» **WORK TO DO**:
For this exercise, repeat all of the material verbatim apart from its images.

>> start PROVIDED MATERIAL

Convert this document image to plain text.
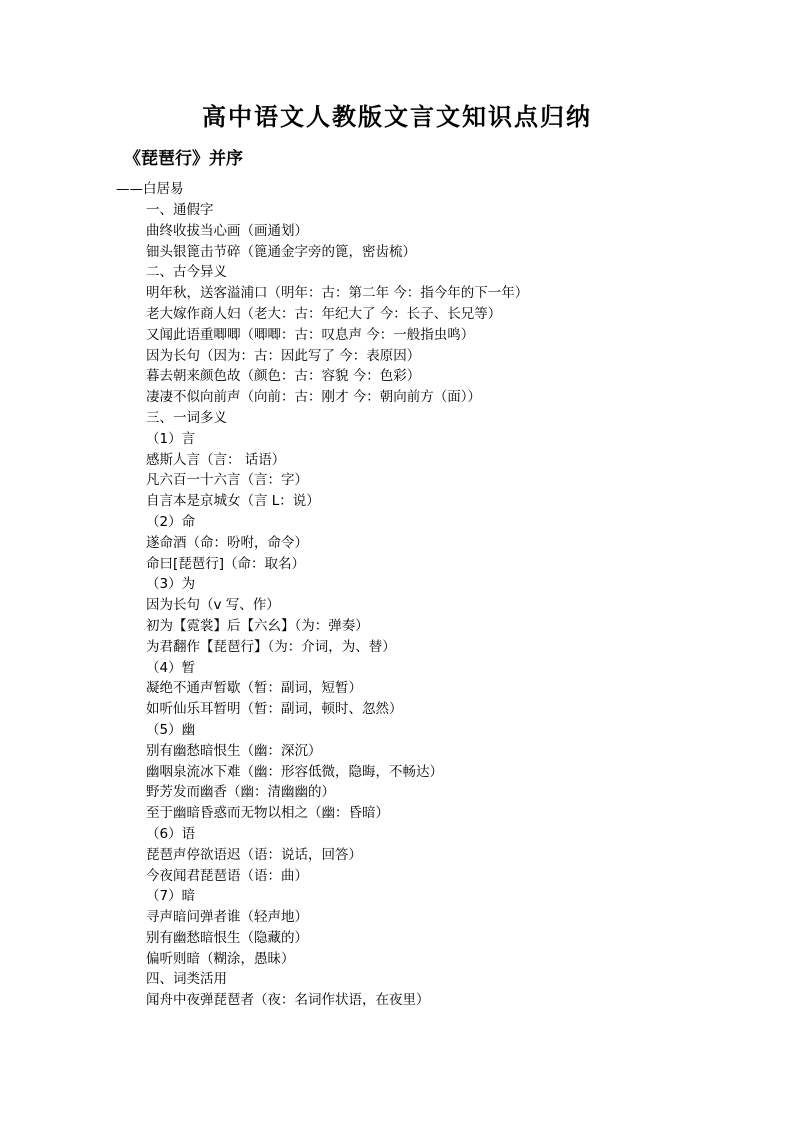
高中语文人教版文言文知识点归纳
《琵琶行》并序
——白居易
一、通假字
曲终收拔当心画（画通划）
钿头银篦击节碎（篦通金字旁的篦，密齿梳）
二、古今异义
明年秋，送客溢浦口（明年：古：第二年 今：指今年的下一年）
老大嫁作商人妇（老大：古：年纪大了 今：长子、长兄等）
又闻此语重唧唧（唧唧：古：叹息声 今：一般指虫鸣）
因为长句（因为：古：因此写了 今：表原因）
暮去朝来颜色故（颜色：古：容貌 今：色彩）
凄凄不似向前声（向前：古：刚才 今：朝向前方（面））
三、一词多义
（1）言
感斯人言（言： 话语）
凡六百一十六言（言：字）
自言本是京城女（言 L：说）
（2）命
遂命酒（命：吩咐，命令）
命曰[琵琶行]（命：取名）
（3）为
因为长句（v 写、作）
初为【霓裳】后【六幺】（为：弹奏）
为君翻作【琵琶行】（为：介词，为、替）
（4）暂
凝绝不通声暂歇（暂：副词，短暂）
如听仙乐耳暂明（暂：副词，顿时、忽然）
（5）幽
别有幽愁暗恨生（幽：深沉）
幽咽泉流冰下难（幽：形容低微，隐晦，不畅达）
野芳发而幽香（幽：清幽幽的）
至于幽暗昏惑而无物以相之（幽：昏暗）
（6）语
琵琶声停欲语迟（语：说话，回答）
今夜闻君琵琶语（语：曲）
（7）暗
寻声暗问弹者谁（轻声地）
别有幽愁暗恨生（隐藏的）
偏听则暗（糊涂，愚昧）
四、词类活用
闻舟中夜弹琵琶者（夜：名词作状语，在夜里）
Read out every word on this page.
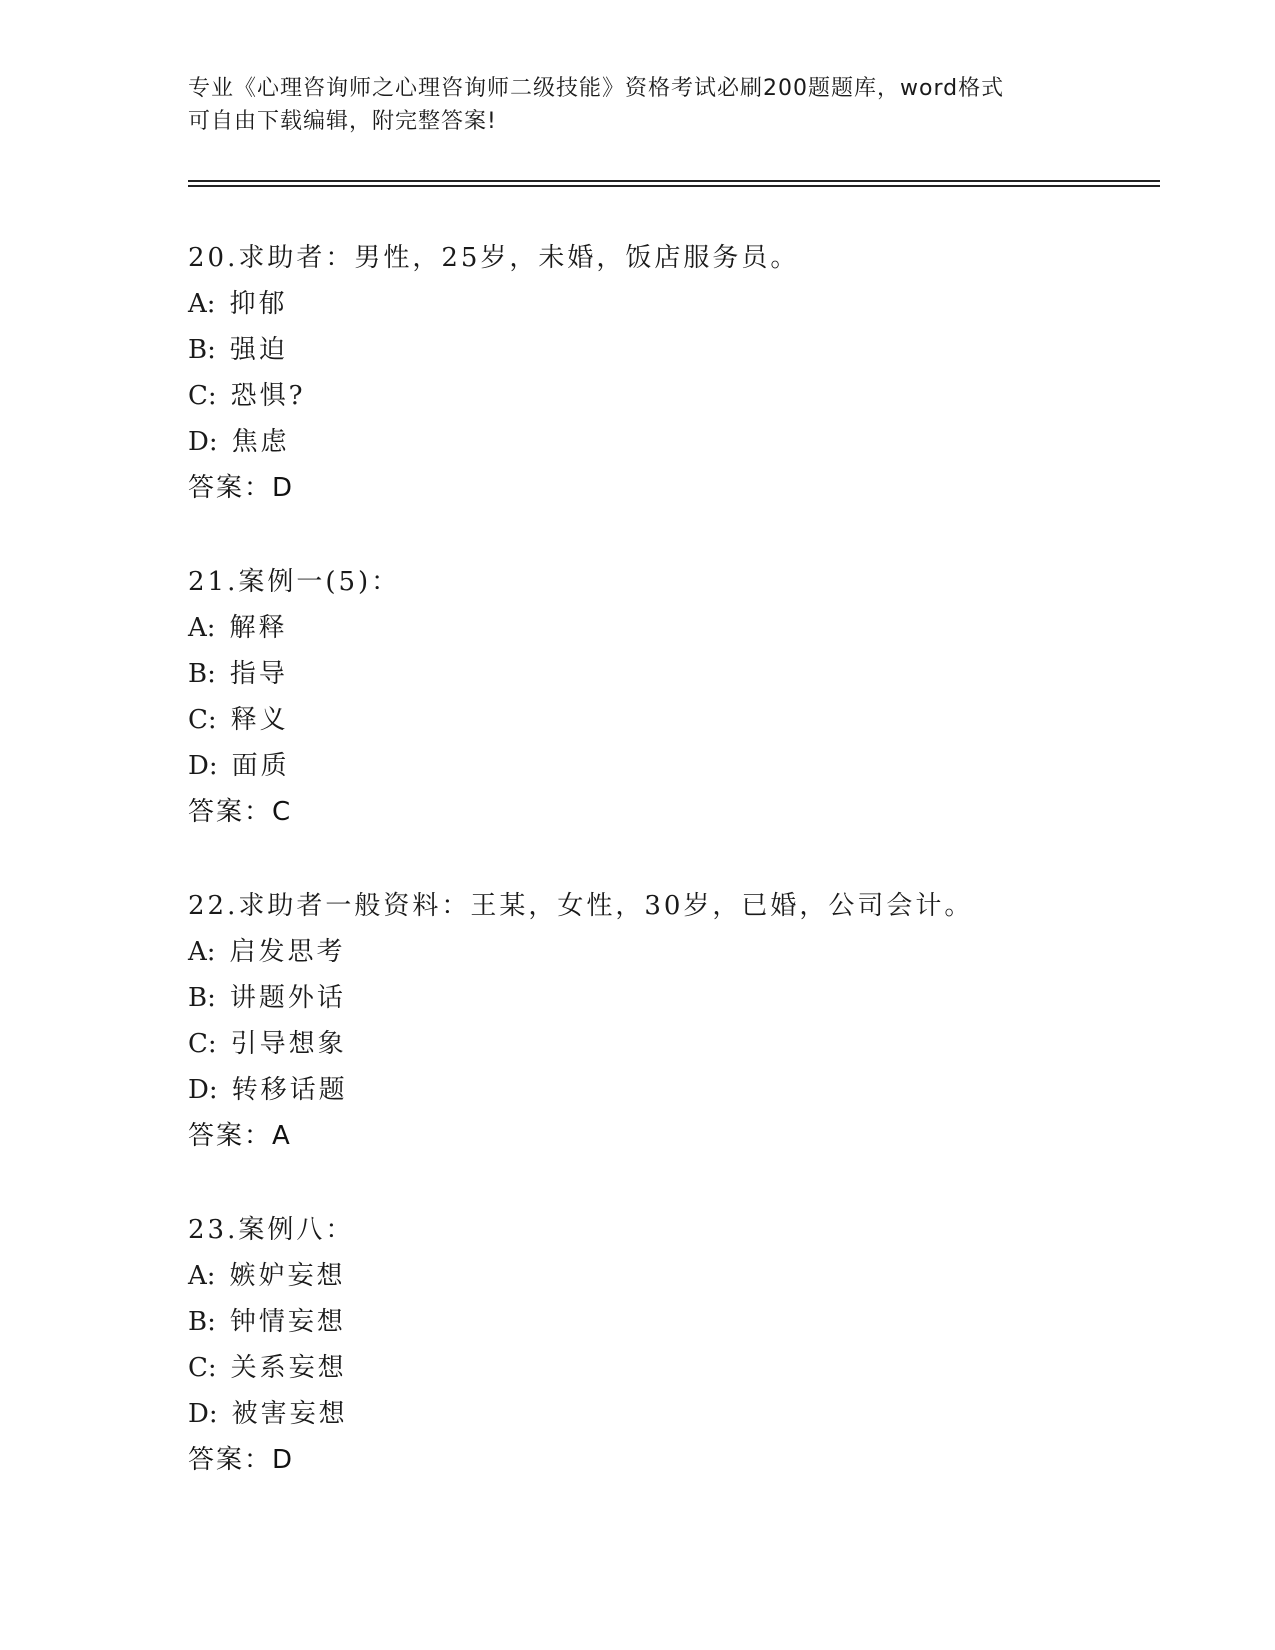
专业《心理咨询师之心理咨询师二级技能》资格考试必刷200题题库，word格式
可自由下载编辑，附完整答案!
20.求助者：男性，25岁，未婚，饭店服务员。
A: 抑郁
B: 强迫
C: 恐惧?
D: 焦虑
答案：D
21.案例一(5)：
A: 解释
B: 指导
C: 释义
D: 面质
答案：C
22.求助者一般资料：王某，女性，30岁，已婚，公司会计。
A: 启发思考
B: 讲题外话
C: 引导想象
D: 转移话题
答案：A
23.案例八：
A: 嫉妒妄想
B: 钟情妄想
C: 关系妄想
D: 被害妄想
答案：D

>> end PROVIDED MATERIAL

» **SOLVED PROBLEM**:
Convert this document image to plain text.
高中语文人教版文言文知识点归纳
《琵琶行》并序
——白居易
一、通假字
曲终收拔当心画（画通划）
钿头银篦击节碎（篦通金字旁的篦，密齿梳）
二、古今异义
明年秋，送客溢浦口（明年：古：第二年 今：指今年的下一年）
老大嫁作商人妇（老大：古：年纪大了 今：长子、长兄等）
又闻此语重唧唧（唧唧：古：叹息声 今：一般指虫鸣）
因为长句（因为：古：因此写了 今：表原因）
暮去朝来颜色故（颜色：古：容貌 今：色彩）
凄凄不似向前声（向前：古：刚才 今：朝向前方（面））
三、一词多义
（1）言
感斯人言（言： 话语）
凡六百一十六言（言：字）
自言本是京城女（言 L：说）
（2）命
遂命酒（命：吩咐，命令）
命曰[琵琶行]（命：取名）
（3）为
因为长句（v 写、作）
初为【霓裳】后【六幺】（为：弹奏）
为君翻作【琵琶行】（为：介词，为、替）
（4）暂
凝绝不通声暂歇（暂：副词，短暂）
如听仙乐耳暂明（暂：副词，顿时、忽然）
（5）幽
别有幽愁暗恨生（幽：深沉）
幽咽泉流冰下难（幽：形容低微，隐晦，不畅达）
野芳发而幽香（幽：清幽幽的）
至于幽暗昏惑而无物以相之（幽：昏暗）
（6）语
琵琶声停欲语迟（语：说话，回答）
今夜闻君琵琶语（语：曲）
（7）暗
寻声暗问弹者谁（轻声地）
别有幽愁暗恨生（隐藏的）
偏听则暗（糊涂，愚昧）
四、词类活用
闻舟中夜弹琵琶者（夜：名词作状语，在夜里）
Read out every word on this page.
专业《心理咨询师之心理咨询师二级技能》资格考试必刷200题题库，word格式
可自由下载编辑，附完整答案!
20.求助者：男性，25岁，未婚，饭店服务员。
A: 抑郁
B: 强迫
C: 恐惧?
D: 焦虑
答案：D
21.案例一(5)：
A: 解释
B: 指导
C: 释义
D: 面质
答案：C
22.求助者一般资料：王某，女性，30岁，已婚，公司会计。
A: 启发思考
B: 讲题外话
C: 引导想象
D: 转移话题
答案：A
23.案例八：
A: 嫉妒妄想
B: 钟情妄想
C: 关系妄想
D: 被害妄想
答案：D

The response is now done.